◆ What is required ◆
Return each line of the listing below, unchanged, and omit the images.
------ Listing ------
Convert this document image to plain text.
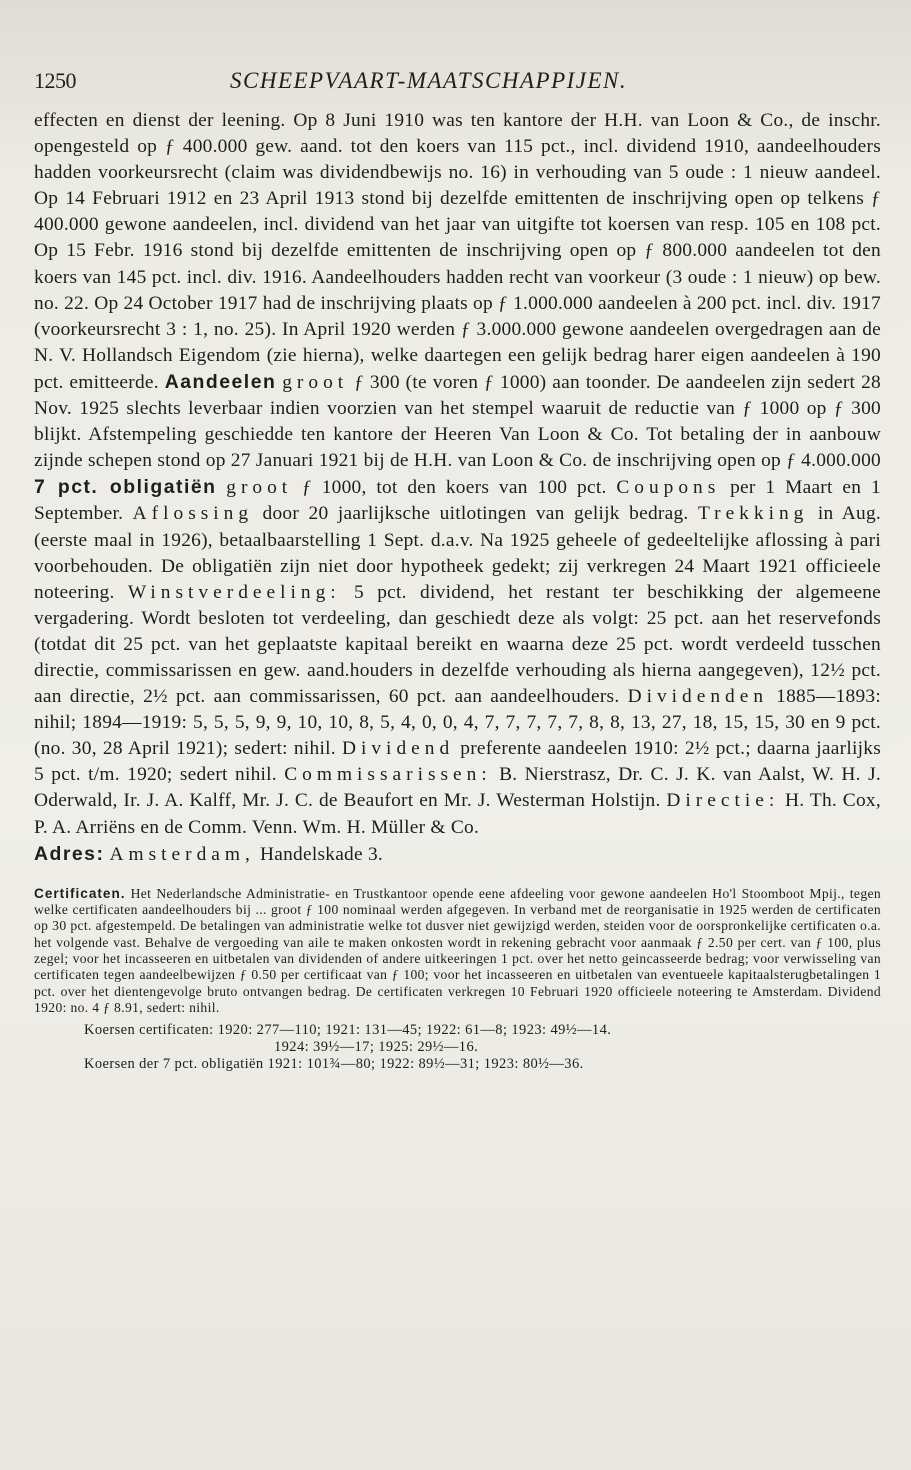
1250	SCHEEPVAART-MAATSCHAPPIJEN.

effecten en dienst der leening. Op 8 Juni 1910 was ten kantore der H.H. van Loon & Co., de inschr. opengesteld op ƒ 400.000 gew. aand. tot den koers van 115 pct., incl. dividend 1910, aandeelhouders hadden voorkeursrecht (claim was dividendbewijs no. 16) in verhouding van 5 oude : 1 nieuw aandeel. Op 14 Februari 1912 en 23 April 1913 stond bij dezelfde emittenten de inschrijving open op telkens ƒ 400.000 gewone aandeelen, incl. dividend van het jaar van uitgifte tot koersen van resp. 105 en 108 pct. Op 15 Febr. 1916 stond bij dezelfde emittenten de inschrijving open op ƒ 800.000 aandeelen tot den koers van 145 pct. incl. div. 1916. Aandeelhouders hadden recht van voorkeur (3 oude : 1 nieuw) op bew. no. 22. Op 24 October 1917 had de inschrijving plaats op ƒ 1.000.000 aandeelen à 200 pct. incl. div. 1917 (voorkeursrecht 3 : 1, no. 25). In April 1920 werden ƒ 3.000.000 gewone aandeelen overgedragen aan de N. V. Hollandsch Eigendom (zie hierna), welke daartegen een gelijk bedrag harer eigen aandeelen à 190 pct. emitteerde. Aandeelen groot ƒ 300 (te voren ƒ 1000) aan toonder. De aandeelen zijn sedert 28 Nov. 1925 slechts leverbaar indien voorzien van het stempel waaruit de reductie van ƒ 1000 op ƒ 300 blijkt. Afstempeling geschiedde ten kantore der Heeren Van Loon & Co. Tot betaling der in aanbouw zijnde schepen stond op 27 Januari 1921 bij de H.H. van Loon & Co. de inschrijving open op ƒ 4.000.000 7 pct. obligatiën groot ƒ 1000, tot den koers van 100 pct. Coupons per 1 Maart en 1 September. Aflossing door 20 jaarlijksche uitlotingen van gelijk bedrag. Trekking in Aug. (eerste maal in 1926), betaalbaarstelling 1 Sept. d.a.v. Na 1925 geheele of gedeeltelijke aflossing à pari voorbehouden. De obligatiën zijn niet door hypotheek gedekt; zij verkregen 24 Maart 1921 officieele noteering. Winstverdeeling: 5 pct. dividend, het restant ter beschikking der algemeene vergadering. Wordt besloten tot verdeeling, dan geschiedt deze als volgt: 25 pct. aan het reservefonds (totdat dit 25 pct. van het geplaatste kapitaal bereikt en waarna deze 25 pct. wordt verdeeld tusschen directie, commissarissen en gew. aand.houders in dezelfde verhouding als hierna aangegeven), 12½ pct. aan directie, 2½ pct. aan commissarissen, 60 pct. aan aandeelhouders. Dividenden 1885—1893: nihil; 1894—1919: 5, 5, 5, 9, 9, 10, 10, 8, 5, 4, 0, 0, 4, 7, 7, 7, 7, 7, 8, 8, 13, 27, 18, 15, 15, 30 en 9 pct. (no. 30, 28 April 1921); sedert: nihil. Dividend preferente aandeelen 1910: 2½ pct.; daarna jaarlijks 5 pct. t/m. 1920; sedert nihil. Commissarissen: B. Nierstrasz, Dr. C. J. K. van Aalst, W. H. J. Oderwald, Ir. J. A. Kalff, Mr. J. C. de Beaufort en Mr. J. Westerman Holstijn. Directie: H. Th. Cox, P. A. Arriëns en de Comm. Venn. Wm. H. Müller & Co.

Adres: Amsterdam, Handelskade 3.

Certificaten. Het Nederlandsche Administratie- en Trustkantoor opende eene afdeeling voor gewone aandeelen Ho'l Stoomboot Mpij., tegen welke certificaten aandeelhouders bij ... groot ƒ 100 nominaal werden afgegeven. In verband met de reorganisatie in 1925 werden de certificaten op 30 pct. afgestempeld. De betalingen van administratie welke tot dusver niet gewijzigd werden, steiden voor de oorspronkelijke certificaten o.a. het volgende vast. Behalve de vergoeding van aile te maken onkosten wordt in rekening gebracht voor aanmaak ƒ 2.50 per cert. van ƒ 100, plus zegel; voor het incasseeren en uitbetalen van dividenden of andere uitkeeringen 1 pct. over het netto geincasseerde bedrag; voor verwisseling van certificaten tegen aandeelbewijzen ƒ 0.50 per certificaat van ƒ 100; voor het incasseeren en uitbetalen van eventueele kapitaalsterugbetalingen 1 pct. over het dientengevolge bruto ontvangen bedrag. De certificaten verkregen 10 Februari 1920 officieele noteering te Amsterdam. Dividend 1920: no. 4 ƒ 8.91, sedert: nihil.

Koersen certificaten: 1920: 277—110; 1921: 131—45; 1922: 61—8; 1923: 49½—14.
1924: 39½—17; 1925: 29½—16.
Koersen der 7 pct. obligatiën 1921: 101¾—80; 1922: 89½—31; 1923: 80½—36.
------
◆ Answer to the task ◆
Convert this document image to plain text.
1250	SCHEEPVAART-MAATSCHAPPIJEN.

effecten en dienst der leening. Op 8 Juni 1910 was ten kantore der H.H. van Loon & Co., de inschr. opengesteld op ƒ 400.000 gew. aand. tot den koers van 115 pct., incl. dividend 1910, aandeelhouders hadden voorkeursrecht (claim was dividendbewijs no. 16) in verhouding van 5 oude : 1 nieuw aandeel. Op 14 Februari 1912 en 23 April 1913 stond bij dezelfde emittenten de inschrijving open op telkens ƒ 400.000 gewone aandeelen, incl. dividend van het jaar van uitgifte tot koersen van resp. 105 en 108 pct. Op 15 Febr. 1916 stond bij dezelfde emittenten de inschrijving open op ƒ 800.000 aandeelen tot den koers van 145 pct. incl. div. 1916. Aandeelhouders hadden recht van voorkeur (3 oude : 1 nieuw) op bew. no. 22. Op 24 October 1917 had de inschrijving plaats op ƒ 1.000.000 aandeelen à 200 pct. incl. div. 1917 (voorkeursrecht 3 : 1, no. 25). In April 1920 werden ƒ 3.000.000 gewone aandeelen overgedragen aan de N. V. Hollandsch Eigendom (zie hierna), welke daartegen een gelijk bedrag harer eigen aandeelen à 190 pct. emitteerde. Aandeelen groot ƒ 300 (te voren ƒ 1000) aan toonder. De aandeelen zijn sedert 28 Nov. 1925 slechts leverbaar indien voorzien van het stempel waaruit de reductie van ƒ 1000 op ƒ 300 blijkt. Afstempeling geschiedde ten kantore der Heeren Van Loon & Co. Tot betaling der in aanbouw zijnde schepen stond op 27 Januari 1921 bij de H.H. van Loon & Co. de inschrijving open op ƒ 4.000.000 7 pct. obligatiën groot ƒ 1000, tot den koers van 100 pct. Coupons per 1 Maart en 1 September. Aflossing door 20 jaarlijksche uitlotingen van gelijk bedrag. Trekking in Aug. (eerste maal in 1926), betaalbaarstelling 1 Sept. d.a.v. Na 1925 geheele of gedeeltelijke aflossing à pari voorbehouden. De obligatiën zijn niet door hypotheek gedekt; zij verkregen 24 Maart 1921 officieele noteering. Winstverdeeling: 5 pct. dividend, het restant ter beschikking der algemeene vergadering. Wordt besloten tot verdeeling, dan geschiedt deze als volgt: 25 pct. aan het reservefonds (totdat dit 25 pct. van het geplaatste kapitaal bereikt en waarna deze 25 pct. wordt verdeeld tusschen directie, commissarissen en gew. aand.houders in dezelfde verhouding als hierna aangegeven), 12½ pct. aan directie, 2½ pct. aan commissarissen, 60 pct. aan aandeelhouders. Dividenden 1885—1893: nihil; 1894—1919: 5, 5, 5, 9, 9, 10, 10, 8, 5, 4, 0, 0, 4, 7, 7, 7, 7, 7, 8, 8, 13, 27, 18, 15, 15, 30 en 9 pct. (no. 30, 28 April 1921); sedert: nihil. Dividend preferente aandeelen 1910: 2½ pct.; daarna jaarlijks 5 pct. t/m. 1920; sedert nihil. Commissarissen: B. Nierstrasz, Dr. C. J. K. van Aalst, W. H. J. Oderwald, Ir. J. A. Kalff, Mr. J. C. de Beaufort en Mr. J. Westerman Holstijn. Directie: H. Th. Cox, P. A. Arriëns en de Comm. Venn. Wm. H. Müller & Co.

Adres: Amsterdam, Handelskade 3.

Certificaten. Het Nederlandsche Administratie- en Trustkantoor opende eene afdeeling voor gewone aandeelen Ho'l Stoomboot Mpij., tegen welke certificaten aandeelhouders bij ... groot ƒ 100 nominaal werden afgegeven. In verband met de reorganisatie in 1925 werden de certificaten op 30 pct. afgestempeld. De betalingen van administratie welke tot dusver niet gewijzigd werden, steiden voor de oorspronkelijke certificaten o.a. het volgende vast. Behalve de vergoeding van aile te maken onkosten wordt in rekening gebracht voor aanmaak ƒ 2.50 per cert. van ƒ 100, plus zegel; voor het incasseeren en uitbetalen van dividenden of andere uitkeeringen 1 pct. over het netto geincasseerde bedrag; voor verwisseling van certificaten tegen aandeelbewijzen ƒ 0.50 per certificaat van ƒ 100; voor het incasseeren en uitbetalen van eventueele kapitaalsterugbetalingen 1 pct. over het dientengevolge bruto ontvangen bedrag. De certificaten verkregen 10 Februari 1920 officieele noteering te Amsterdam. Dividend 1920: no. 4 ƒ 8.91, sedert: nihil.

Koersen certificaten: 1920: 277—110; 1921: 131—45; 1922: 61—8; 1923: 49½—14.
1924: 39½—17; 1925: 29½—16.
Koersen der 7 pct. obligatiën 1921: 101¾—80; 1922: 89½—31; 1923: 80½—36.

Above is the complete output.